WORK INSTRUCTIONS.
List each line holding the string "Hungariæ".

DATA ENTRIES.
• • • • •

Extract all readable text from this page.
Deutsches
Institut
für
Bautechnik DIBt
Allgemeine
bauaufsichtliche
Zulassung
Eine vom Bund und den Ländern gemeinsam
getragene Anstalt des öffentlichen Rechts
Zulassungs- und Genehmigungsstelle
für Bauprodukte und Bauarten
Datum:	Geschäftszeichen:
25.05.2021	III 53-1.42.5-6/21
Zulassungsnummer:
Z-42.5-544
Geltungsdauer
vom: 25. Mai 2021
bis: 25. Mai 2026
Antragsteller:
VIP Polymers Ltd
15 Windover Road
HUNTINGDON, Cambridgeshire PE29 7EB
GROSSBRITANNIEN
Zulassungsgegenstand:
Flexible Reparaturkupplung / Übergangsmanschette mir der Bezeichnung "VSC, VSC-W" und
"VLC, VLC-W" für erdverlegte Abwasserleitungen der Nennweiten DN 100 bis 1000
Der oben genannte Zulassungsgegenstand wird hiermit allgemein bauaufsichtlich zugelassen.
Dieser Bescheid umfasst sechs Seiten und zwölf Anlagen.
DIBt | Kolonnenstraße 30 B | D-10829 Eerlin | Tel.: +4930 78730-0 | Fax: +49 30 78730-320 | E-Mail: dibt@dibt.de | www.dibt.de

• • • • •

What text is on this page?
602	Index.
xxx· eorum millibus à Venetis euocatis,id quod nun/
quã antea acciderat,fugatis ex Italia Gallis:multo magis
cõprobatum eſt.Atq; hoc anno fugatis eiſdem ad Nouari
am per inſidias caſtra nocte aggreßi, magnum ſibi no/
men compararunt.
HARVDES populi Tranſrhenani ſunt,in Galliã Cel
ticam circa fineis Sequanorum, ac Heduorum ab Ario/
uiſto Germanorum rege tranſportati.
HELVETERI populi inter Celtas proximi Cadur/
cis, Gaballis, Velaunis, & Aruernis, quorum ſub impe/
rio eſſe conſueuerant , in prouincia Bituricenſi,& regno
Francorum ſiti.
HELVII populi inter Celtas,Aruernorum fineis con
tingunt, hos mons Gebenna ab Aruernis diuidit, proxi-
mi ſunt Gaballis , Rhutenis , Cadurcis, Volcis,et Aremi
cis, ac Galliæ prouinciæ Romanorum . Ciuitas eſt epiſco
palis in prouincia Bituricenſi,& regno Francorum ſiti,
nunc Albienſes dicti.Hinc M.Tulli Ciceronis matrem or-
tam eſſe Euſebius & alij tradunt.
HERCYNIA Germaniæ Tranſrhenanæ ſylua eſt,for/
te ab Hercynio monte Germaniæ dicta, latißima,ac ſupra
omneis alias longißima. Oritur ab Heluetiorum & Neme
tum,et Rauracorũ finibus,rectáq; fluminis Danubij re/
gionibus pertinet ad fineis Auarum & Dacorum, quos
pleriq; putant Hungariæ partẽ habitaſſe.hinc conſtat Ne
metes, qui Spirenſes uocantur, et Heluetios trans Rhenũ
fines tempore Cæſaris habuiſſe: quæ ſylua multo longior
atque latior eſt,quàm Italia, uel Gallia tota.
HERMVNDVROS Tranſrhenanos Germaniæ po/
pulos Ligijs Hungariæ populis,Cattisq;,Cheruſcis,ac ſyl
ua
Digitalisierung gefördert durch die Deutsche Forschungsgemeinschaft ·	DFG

• • • • •

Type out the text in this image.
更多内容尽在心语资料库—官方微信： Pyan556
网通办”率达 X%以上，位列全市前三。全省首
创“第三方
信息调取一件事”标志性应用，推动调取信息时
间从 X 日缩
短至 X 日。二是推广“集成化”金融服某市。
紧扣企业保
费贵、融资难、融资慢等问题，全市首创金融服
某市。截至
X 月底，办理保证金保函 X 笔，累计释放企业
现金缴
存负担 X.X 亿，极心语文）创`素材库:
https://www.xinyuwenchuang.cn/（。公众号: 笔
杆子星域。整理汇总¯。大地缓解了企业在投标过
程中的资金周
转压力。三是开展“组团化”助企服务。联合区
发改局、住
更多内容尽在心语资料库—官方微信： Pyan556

• • • • •

WRITTEN SOLUTION.
pleriq; putant Hungariæ partẽ habitaſſe.hinc conſtat Ne
pulos Ligijs Hungariæ populis,Cattisq;,Cheruſcis,ac ſyl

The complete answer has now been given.